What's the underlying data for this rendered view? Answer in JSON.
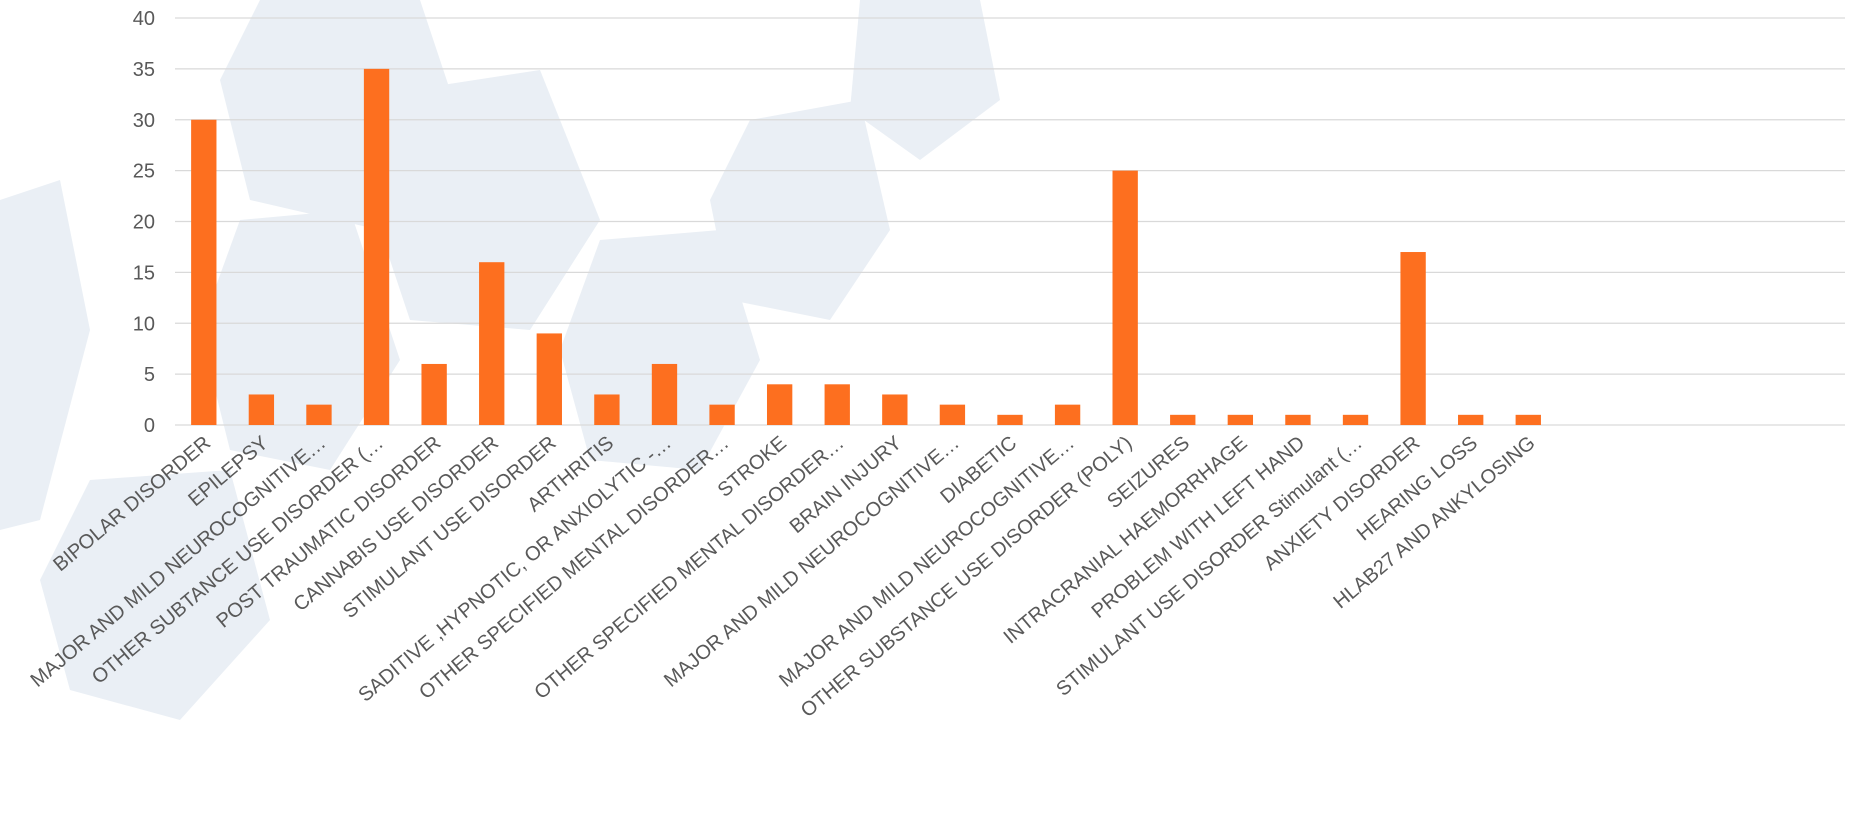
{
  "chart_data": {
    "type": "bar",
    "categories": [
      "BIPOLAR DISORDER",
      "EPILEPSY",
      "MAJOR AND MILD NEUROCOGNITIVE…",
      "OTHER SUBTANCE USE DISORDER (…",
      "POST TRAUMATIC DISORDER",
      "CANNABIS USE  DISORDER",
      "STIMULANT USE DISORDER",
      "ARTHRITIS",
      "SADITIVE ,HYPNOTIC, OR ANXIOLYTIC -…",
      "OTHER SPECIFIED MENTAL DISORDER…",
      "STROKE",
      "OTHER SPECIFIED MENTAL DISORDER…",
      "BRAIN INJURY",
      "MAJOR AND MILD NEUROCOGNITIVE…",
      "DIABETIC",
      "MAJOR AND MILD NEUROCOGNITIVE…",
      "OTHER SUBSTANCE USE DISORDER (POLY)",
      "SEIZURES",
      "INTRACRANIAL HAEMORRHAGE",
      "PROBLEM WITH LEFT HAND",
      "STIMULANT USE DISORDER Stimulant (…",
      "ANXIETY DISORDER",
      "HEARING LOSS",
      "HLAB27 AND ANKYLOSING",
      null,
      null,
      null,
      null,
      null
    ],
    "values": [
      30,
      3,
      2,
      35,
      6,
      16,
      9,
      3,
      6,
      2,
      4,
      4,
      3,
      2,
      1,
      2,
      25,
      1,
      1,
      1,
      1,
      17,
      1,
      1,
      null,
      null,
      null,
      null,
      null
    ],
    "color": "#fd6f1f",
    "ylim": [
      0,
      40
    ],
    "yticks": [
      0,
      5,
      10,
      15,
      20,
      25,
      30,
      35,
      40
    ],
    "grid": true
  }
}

= Exercise =
Quote the records in their entirety, keeping the wording exact and excluding pictures.

= Task response =
What's the underlying data for this rendered view? Answer in JSON.
{
  "chart_data": {
    "type": "bar",
    "categories": [
      "BIPOLAR DISORDER",
      "EPILEPSY",
      "MAJOR AND MILD NEUROCOGNITIVE…",
      "OTHER SUBTANCE USE DISORDER (…",
      "POST TRAUMATIC DISORDER",
      "CANNABIS USE  DISORDER",
      "STIMULANT USE DISORDER",
      "ARTHRITIS",
      "SADITIVE ,HYPNOTIC, OR ANXIOLYTIC -…",
      "OTHER SPECIFIED MENTAL DISORDER…",
      "STROKE",
      "OTHER SPECIFIED MENTAL DISORDER…",
      "BRAIN INJURY",
      "MAJOR AND MILD NEUROCOGNITIVE…",
      "DIABETIC",
      "MAJOR AND MILD NEUROCOGNITIVE…",
      "OTHER SUBSTANCE USE DISORDER (POLY)",
      "SEIZURES",
      "INTRACRANIAL HAEMORRHAGE",
      "PROBLEM WITH LEFT HAND",
      "STIMULANT USE DISORDER Stimulant (…",
      "ANXIETY DISORDER",
      "HEARING LOSS",
      "HLAB27 AND ANKYLOSING",
      null,
      null,
      null,
      null,
      null
    ],
    "values": [
      30,
      3,
      2,
      35,
      6,
      16,
      9,
      3,
      6,
      2,
      4,
      4,
      3,
      2,
      1,
      2,
      25,
      1,
      1,
      1,
      1,
      17,
      1,
      1,
      null,
      null,
      null,
      null,
      null
    ],
    "color": "#fd6f1f",
    "ylim": [
      0,
      40
    ],
    "yticks": [
      0,
      5,
      10,
      15,
      20,
      25,
      30,
      35,
      40
    ],
    "grid": true
  }
}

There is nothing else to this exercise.